- Stored data -
━━━━━━━━━━━━━━━━

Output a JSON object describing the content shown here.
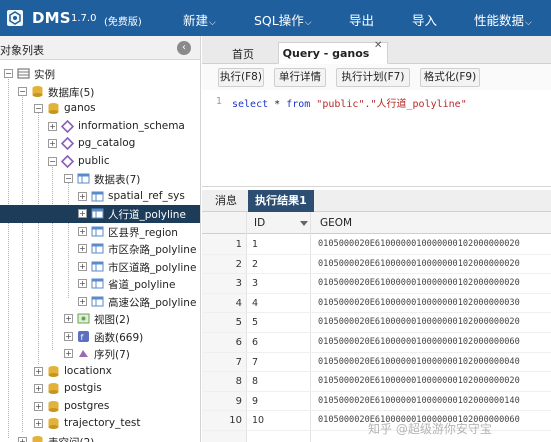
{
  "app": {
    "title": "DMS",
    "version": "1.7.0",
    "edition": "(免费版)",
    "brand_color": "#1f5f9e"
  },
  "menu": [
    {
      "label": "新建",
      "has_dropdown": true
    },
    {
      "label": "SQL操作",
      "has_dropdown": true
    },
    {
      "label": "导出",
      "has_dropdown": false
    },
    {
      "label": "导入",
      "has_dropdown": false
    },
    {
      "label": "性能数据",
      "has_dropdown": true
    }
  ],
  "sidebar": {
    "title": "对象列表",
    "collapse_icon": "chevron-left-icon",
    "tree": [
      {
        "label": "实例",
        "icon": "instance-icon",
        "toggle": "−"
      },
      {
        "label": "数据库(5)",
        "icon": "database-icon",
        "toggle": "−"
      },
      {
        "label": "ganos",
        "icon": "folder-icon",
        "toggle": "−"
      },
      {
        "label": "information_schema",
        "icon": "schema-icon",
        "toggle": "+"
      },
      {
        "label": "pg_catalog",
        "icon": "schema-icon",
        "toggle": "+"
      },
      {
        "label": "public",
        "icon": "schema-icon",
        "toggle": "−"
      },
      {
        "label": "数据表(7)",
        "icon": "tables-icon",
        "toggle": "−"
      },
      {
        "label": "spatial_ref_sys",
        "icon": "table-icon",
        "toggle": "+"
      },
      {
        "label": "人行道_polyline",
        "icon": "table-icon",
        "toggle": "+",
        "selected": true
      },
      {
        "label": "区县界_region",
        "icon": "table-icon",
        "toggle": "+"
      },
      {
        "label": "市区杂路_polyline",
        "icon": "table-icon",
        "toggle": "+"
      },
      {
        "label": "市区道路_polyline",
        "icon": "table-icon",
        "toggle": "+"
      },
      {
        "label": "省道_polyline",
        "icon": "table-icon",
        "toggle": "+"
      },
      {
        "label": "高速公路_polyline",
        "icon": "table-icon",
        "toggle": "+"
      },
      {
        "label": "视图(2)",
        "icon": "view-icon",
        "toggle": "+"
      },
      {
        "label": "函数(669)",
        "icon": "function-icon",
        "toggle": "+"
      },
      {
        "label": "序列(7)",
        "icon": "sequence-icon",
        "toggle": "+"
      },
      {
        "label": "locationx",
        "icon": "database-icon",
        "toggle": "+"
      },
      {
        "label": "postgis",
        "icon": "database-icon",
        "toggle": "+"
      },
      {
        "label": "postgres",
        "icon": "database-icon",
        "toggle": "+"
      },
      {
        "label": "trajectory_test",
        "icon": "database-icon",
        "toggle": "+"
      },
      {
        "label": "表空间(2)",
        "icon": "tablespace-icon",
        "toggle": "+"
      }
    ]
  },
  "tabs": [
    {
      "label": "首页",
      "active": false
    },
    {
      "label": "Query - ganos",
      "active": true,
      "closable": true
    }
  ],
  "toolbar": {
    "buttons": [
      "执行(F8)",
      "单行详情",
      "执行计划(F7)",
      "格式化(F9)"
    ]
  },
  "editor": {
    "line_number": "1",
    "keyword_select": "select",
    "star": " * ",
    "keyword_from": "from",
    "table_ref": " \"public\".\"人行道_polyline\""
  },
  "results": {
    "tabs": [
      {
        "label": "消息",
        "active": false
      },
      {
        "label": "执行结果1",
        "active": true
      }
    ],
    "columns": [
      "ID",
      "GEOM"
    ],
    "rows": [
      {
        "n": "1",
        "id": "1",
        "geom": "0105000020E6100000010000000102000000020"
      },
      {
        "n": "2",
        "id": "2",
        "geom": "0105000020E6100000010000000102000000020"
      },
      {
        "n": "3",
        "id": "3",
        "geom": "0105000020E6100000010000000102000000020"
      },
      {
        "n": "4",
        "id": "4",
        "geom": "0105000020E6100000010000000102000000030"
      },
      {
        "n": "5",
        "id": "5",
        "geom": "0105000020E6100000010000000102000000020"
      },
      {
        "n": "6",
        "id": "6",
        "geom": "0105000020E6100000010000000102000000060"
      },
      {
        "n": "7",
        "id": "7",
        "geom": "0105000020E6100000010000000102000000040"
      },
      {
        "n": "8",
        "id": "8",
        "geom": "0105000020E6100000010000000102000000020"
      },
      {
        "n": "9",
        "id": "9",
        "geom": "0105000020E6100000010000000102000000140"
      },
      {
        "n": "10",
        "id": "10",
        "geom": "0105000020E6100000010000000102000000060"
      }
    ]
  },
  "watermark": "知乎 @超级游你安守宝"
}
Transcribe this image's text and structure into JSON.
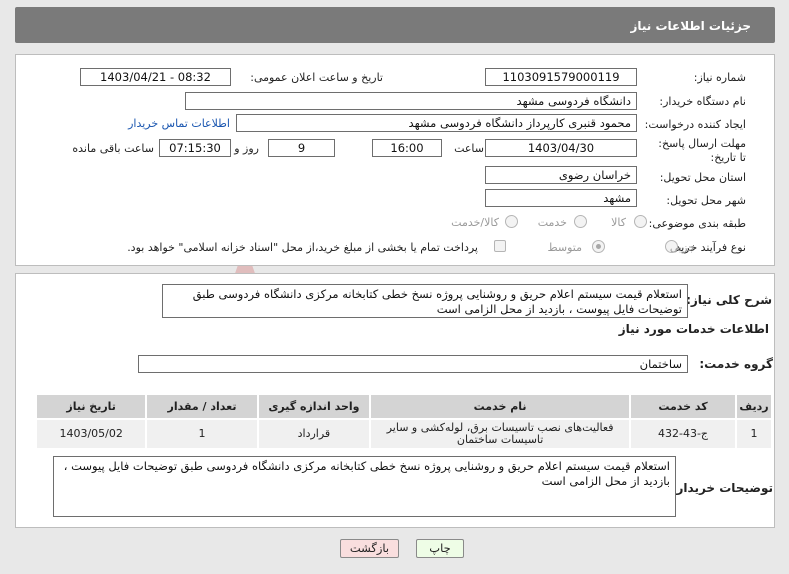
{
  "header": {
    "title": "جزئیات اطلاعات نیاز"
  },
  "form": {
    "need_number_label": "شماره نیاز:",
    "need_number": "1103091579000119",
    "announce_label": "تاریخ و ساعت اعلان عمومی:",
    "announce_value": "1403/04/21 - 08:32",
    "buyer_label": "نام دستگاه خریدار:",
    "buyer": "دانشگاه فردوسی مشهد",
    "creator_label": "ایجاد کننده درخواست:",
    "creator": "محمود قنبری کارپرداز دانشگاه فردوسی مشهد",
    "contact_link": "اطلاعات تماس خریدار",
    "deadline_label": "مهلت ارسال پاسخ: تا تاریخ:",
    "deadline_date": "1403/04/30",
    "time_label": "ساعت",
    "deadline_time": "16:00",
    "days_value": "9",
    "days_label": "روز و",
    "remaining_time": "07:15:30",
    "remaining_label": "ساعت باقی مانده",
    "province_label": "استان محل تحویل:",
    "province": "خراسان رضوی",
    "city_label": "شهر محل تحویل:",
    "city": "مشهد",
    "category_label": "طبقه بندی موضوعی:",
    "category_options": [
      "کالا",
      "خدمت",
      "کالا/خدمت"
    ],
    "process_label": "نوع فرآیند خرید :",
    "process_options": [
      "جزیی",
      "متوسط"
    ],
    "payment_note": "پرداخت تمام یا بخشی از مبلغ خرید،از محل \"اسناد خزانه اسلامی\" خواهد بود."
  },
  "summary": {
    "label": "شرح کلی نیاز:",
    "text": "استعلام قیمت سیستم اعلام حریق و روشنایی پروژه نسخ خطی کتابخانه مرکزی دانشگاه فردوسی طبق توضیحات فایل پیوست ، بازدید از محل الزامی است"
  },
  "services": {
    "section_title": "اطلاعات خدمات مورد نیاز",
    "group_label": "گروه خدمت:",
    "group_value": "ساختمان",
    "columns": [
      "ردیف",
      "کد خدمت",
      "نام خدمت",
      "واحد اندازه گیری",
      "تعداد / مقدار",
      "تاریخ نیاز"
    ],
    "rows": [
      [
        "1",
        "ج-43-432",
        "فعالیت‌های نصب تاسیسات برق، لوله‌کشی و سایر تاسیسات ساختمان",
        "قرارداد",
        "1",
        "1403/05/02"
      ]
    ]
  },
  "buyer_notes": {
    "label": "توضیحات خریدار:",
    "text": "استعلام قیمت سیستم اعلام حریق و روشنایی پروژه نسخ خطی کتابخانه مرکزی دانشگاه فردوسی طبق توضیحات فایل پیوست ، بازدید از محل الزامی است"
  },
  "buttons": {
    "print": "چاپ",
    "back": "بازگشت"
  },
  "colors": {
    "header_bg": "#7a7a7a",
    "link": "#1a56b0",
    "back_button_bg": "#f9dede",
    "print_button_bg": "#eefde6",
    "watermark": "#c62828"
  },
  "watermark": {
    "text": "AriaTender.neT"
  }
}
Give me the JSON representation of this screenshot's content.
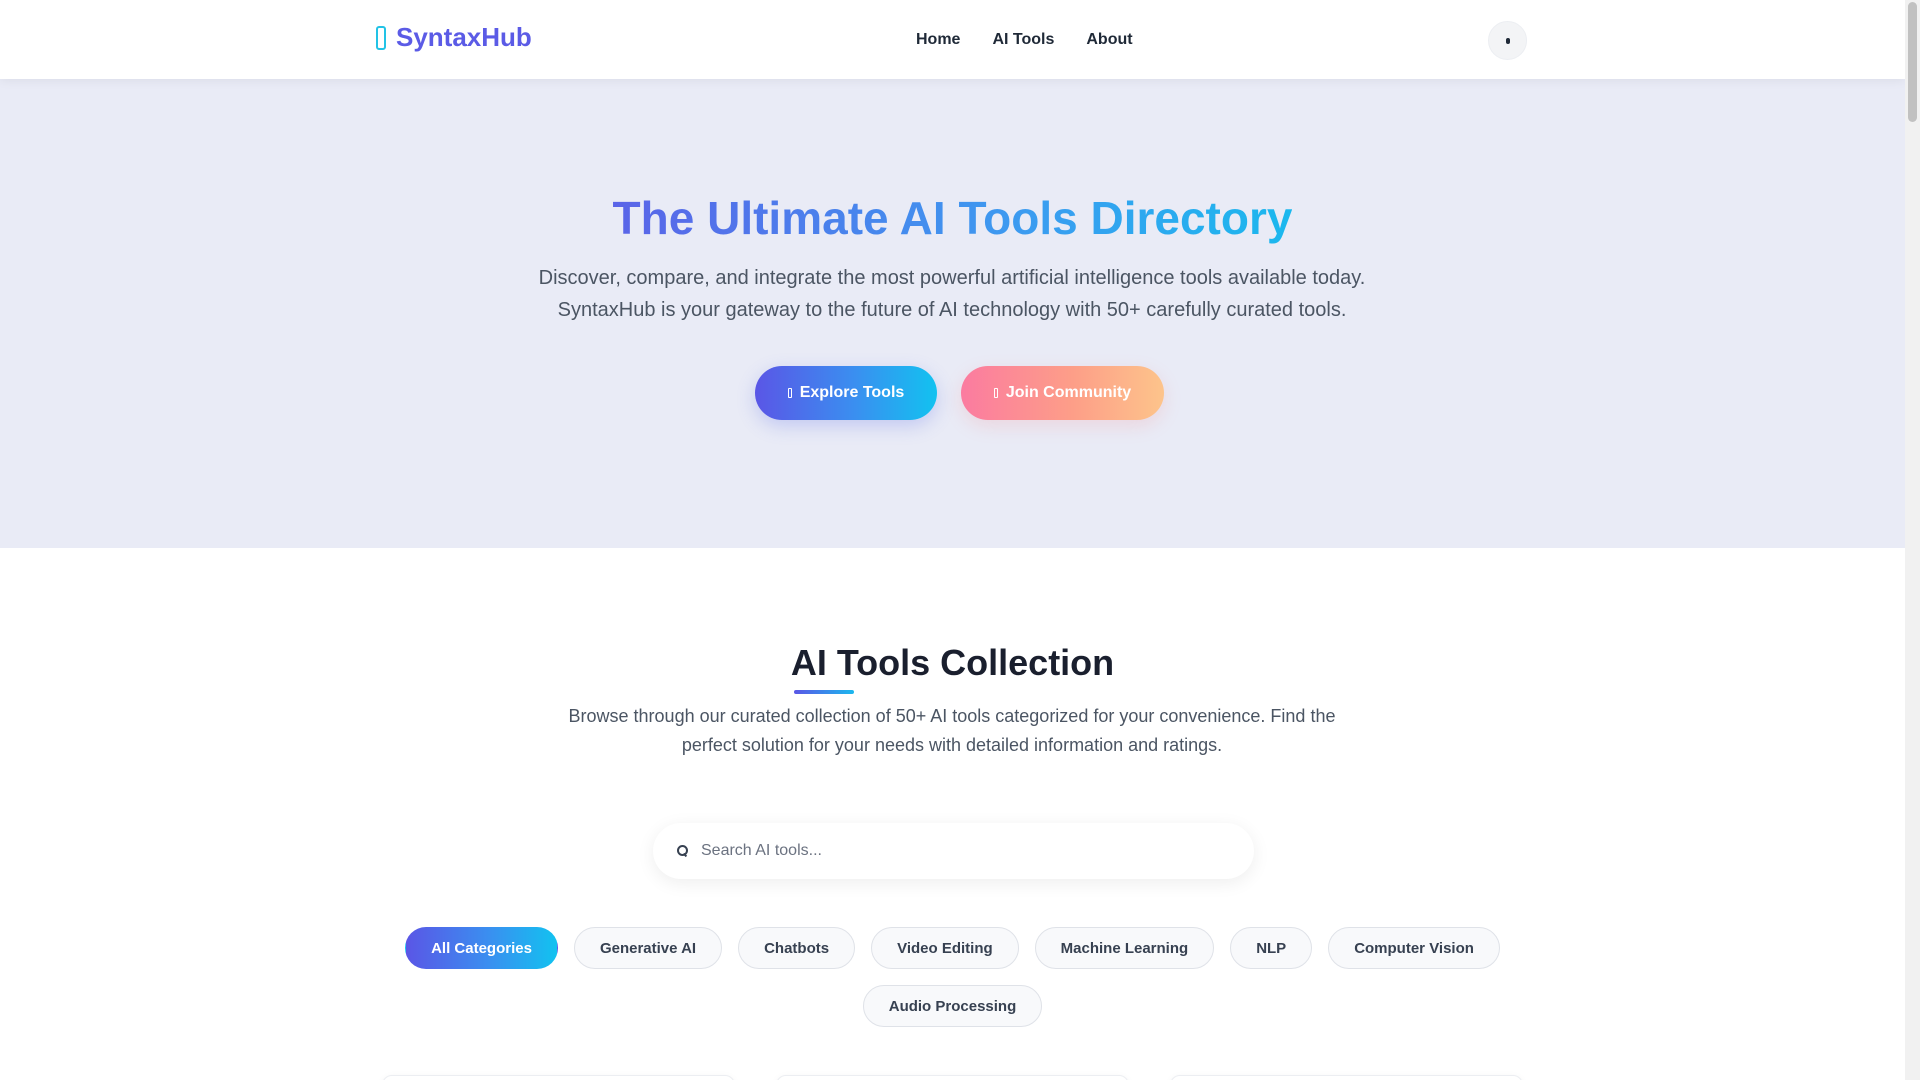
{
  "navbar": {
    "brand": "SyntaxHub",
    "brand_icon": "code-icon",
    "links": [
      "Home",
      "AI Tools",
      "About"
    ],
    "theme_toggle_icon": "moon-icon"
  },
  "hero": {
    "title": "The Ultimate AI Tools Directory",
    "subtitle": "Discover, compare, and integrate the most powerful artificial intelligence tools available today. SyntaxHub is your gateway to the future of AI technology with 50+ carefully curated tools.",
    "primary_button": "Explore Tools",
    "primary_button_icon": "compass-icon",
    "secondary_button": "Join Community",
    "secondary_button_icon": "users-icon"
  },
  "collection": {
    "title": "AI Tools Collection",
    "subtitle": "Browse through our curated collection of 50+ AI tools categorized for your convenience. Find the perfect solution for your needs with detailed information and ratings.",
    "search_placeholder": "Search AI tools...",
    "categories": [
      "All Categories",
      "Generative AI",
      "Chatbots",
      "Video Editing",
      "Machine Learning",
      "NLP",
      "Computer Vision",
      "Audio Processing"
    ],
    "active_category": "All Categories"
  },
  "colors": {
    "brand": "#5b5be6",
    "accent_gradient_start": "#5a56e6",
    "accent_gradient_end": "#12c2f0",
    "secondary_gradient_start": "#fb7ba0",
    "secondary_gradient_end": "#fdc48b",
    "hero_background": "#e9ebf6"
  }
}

━━━━━━━━━━━━━━━━

- What to produce -
Using the records above, gather all lines where the string "watermark" is present.

- Response -
  "watermark": "知乎 @超级游你安守宝"
    "watermark": "#c62828"
  "watermark": {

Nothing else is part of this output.